(TASK DETAILS):
Every record below should be printed exactly as it appears.

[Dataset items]
* begin *
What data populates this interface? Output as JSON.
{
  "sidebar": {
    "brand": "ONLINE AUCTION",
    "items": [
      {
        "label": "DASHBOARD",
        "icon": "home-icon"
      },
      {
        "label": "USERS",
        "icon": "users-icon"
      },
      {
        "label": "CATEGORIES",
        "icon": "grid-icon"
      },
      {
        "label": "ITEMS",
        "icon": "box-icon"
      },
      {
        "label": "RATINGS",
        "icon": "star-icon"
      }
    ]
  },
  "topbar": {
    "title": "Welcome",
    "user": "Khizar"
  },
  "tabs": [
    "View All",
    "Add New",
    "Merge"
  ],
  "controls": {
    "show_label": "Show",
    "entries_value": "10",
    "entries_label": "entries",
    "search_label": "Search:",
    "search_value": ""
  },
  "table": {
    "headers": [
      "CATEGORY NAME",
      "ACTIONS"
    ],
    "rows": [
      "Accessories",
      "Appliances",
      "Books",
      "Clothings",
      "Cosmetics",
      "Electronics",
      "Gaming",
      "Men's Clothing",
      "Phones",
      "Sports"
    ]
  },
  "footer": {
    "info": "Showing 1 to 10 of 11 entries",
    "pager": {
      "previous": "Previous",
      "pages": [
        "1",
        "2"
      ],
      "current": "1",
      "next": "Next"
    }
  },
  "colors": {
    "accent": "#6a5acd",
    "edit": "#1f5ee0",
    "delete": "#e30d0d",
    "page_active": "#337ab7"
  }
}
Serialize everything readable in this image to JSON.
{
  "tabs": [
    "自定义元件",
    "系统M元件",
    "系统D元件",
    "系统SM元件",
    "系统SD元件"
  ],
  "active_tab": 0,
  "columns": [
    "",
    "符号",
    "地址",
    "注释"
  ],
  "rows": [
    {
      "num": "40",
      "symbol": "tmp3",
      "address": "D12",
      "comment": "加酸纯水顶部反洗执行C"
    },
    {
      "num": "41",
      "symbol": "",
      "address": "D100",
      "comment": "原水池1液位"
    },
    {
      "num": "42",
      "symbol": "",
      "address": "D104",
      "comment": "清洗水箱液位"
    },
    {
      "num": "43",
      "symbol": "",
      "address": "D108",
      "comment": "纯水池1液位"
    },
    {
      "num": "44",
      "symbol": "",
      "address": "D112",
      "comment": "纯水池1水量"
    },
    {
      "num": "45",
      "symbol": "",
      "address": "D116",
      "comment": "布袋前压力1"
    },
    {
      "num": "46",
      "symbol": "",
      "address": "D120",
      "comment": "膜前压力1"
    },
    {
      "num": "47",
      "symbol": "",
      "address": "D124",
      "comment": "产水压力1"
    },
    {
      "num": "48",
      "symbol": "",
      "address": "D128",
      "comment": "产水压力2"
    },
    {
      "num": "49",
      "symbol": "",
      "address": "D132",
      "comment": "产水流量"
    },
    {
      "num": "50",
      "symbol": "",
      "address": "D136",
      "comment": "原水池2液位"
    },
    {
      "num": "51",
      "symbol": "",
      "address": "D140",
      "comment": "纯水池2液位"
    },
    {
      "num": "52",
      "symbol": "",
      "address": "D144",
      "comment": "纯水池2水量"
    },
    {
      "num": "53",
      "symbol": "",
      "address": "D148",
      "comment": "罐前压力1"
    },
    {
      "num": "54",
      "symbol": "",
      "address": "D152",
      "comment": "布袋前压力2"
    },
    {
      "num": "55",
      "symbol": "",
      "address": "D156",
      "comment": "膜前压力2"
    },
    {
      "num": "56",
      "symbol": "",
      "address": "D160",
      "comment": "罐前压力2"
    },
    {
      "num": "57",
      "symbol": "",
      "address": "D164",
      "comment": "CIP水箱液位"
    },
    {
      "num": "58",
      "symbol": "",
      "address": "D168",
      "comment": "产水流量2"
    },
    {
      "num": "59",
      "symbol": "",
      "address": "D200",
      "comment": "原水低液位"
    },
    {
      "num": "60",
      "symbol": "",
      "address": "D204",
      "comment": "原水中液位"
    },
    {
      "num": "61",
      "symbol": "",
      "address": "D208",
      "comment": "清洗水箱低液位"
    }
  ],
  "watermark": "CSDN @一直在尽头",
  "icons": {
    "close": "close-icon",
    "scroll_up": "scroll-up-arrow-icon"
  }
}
* end *
(WORKED ANSWER):
What data populates this interface? Output as JSON.
{
  "sidebar": {
    "brand": "ONLINE AUCTION",
    "items": [
      {
        "label": "DASHBOARD",
        "icon": "home-icon"
      },
      {
        "label": "USERS",
        "icon": "users-icon"
      },
      {
        "label": "CATEGORIES",
        "icon": "grid-icon"
      },
      {
        "label": "ITEMS",
        "icon": "box-icon"
      },
      {
        "label": "RATINGS",
        "icon": "star-icon"
      }
    ]
  },
  "topbar": {
    "title": "Welcome",
    "user": "Khizar"
  },
  "tabs": [
    "View All",
    "Add New",
    "Merge"
  ],
  "controls": {
    "show_label": "Show",
    "entries_value": "10",
    "entries_label": "entries",
    "search_label": "Search:",
    "search_value": ""
  },
  "table": {
    "headers": [
      "CATEGORY NAME",
      "ACTIONS"
    ],
    "rows": [
      "Accessories",
      "Appliances",
      "Books",
      "Clothings",
      "Cosmetics",
      "Electronics",
      "Gaming",
      "Men's Clothing",
      "Phones",
      "Sports"
    ]
  },
  "footer": {
    "info": "Showing 1 to 10 of 11 entries",
    "pager": {
      "previous": "Previous",
      "pages": [
        "1",
        "2"
      ],
      "current": "1",
      "next": "Next"
    }
  },
  "colors": {
    "accent": "#6a5acd",
    "edit": "#1f5ee0",
    "delete": "#e30d0d",
    "page_active": "#337ab7"
  }
}
Serialize everything readable in this image to JSON.
{
  "tabs": [
    "自定义元件",
    "系统M元件",
    "系统D元件",
    "系统SM元件",
    "系统SD元件"
  ],
  "active_tab": 0,
  "columns": [
    "",
    "符号",
    "地址",
    "注释"
  ],
  "rows": [
    {
      "num": "40",
      "symbol": "tmp3",
      "address": "D12",
      "comment": "加酸纯水顶部反洗执行C"
    },
    {
      "num": "41",
      "symbol": "",
      "address": "D100",
      "comment": "原水池1液位"
    },
    {
      "num": "42",
      "symbol": "",
      "address": "D104",
      "comment": "清洗水箱液位"
    },
    {
      "num": "43",
      "symbol": "",
      "address": "D108",
      "comment": "纯水池1液位"
    },
    {
      "num": "44",
      "symbol": "",
      "address": "D112",
      "comment": "纯水池1水量"
    },
    {
      "num": "45",
      "symbol": "",
      "address": "D116",
      "comment": "布袋前压力1"
    },
    {
      "num": "46",
      "symbol": "",
      "address": "D120",
      "comment": "膜前压力1"
    },
    {
      "num": "47",
      "symbol": "",
      "address": "D124",
      "comment": "产水压力1"
    },
    {
      "num": "48",
      "symbol": "",
      "address": "D128",
      "comment": "产水压力2"
    },
    {
      "num": "49",
      "symbol": "",
      "address": "D132",
      "comment": "产水流量"
    },
    {
      "num": "50",
      "symbol": "",
      "address": "D136",
      "comment": "原水池2液位"
    },
    {
      "num": "51",
      "symbol": "",
      "address": "D140",
      "comment": "纯水池2液位"
    },
    {
      "num": "52",
      "symbol": "",
      "address": "D144",
      "comment": "纯水池2水量"
    },
    {
      "num": "53",
      "symbol": "",
      "address": "D148",
      "comment": "罐前压力1"
    },
    {
      "num": "54",
      "symbol": "",
      "address": "D152",
      "comment": "布袋前压力2"
    },
    {
      "num": "55",
      "symbol": "",
      "address": "D156",
      "comment": "膜前压力2"
    },
    {
      "num": "56",
      "symbol": "",
      "address": "D160",
      "comment": "罐前压力2"
    },
    {
      "num": "57",
      "symbol": "",
      "address": "D164",
      "comment": "CIP水箱液位"
    },
    {
      "num": "58",
      "symbol": "",
      "address": "D168",
      "comment": "产水流量2"
    },
    {
      "num": "59",
      "symbol": "",
      "address": "D200",
      "comment": "原水低液位"
    },
    {
      "num": "60",
      "symbol": "",
      "address": "D204",
      "comment": "原水中液位"
    },
    {
      "num": "61",
      "symbol": "",
      "address": "D208",
      "comment": "清洗水箱低液位"
    }
  ],
  "watermark": "CSDN @一直在尽头",
  "icons": {
    "close": "close-icon",
    "scroll_up": "scroll-up-arrow-icon"
  }
}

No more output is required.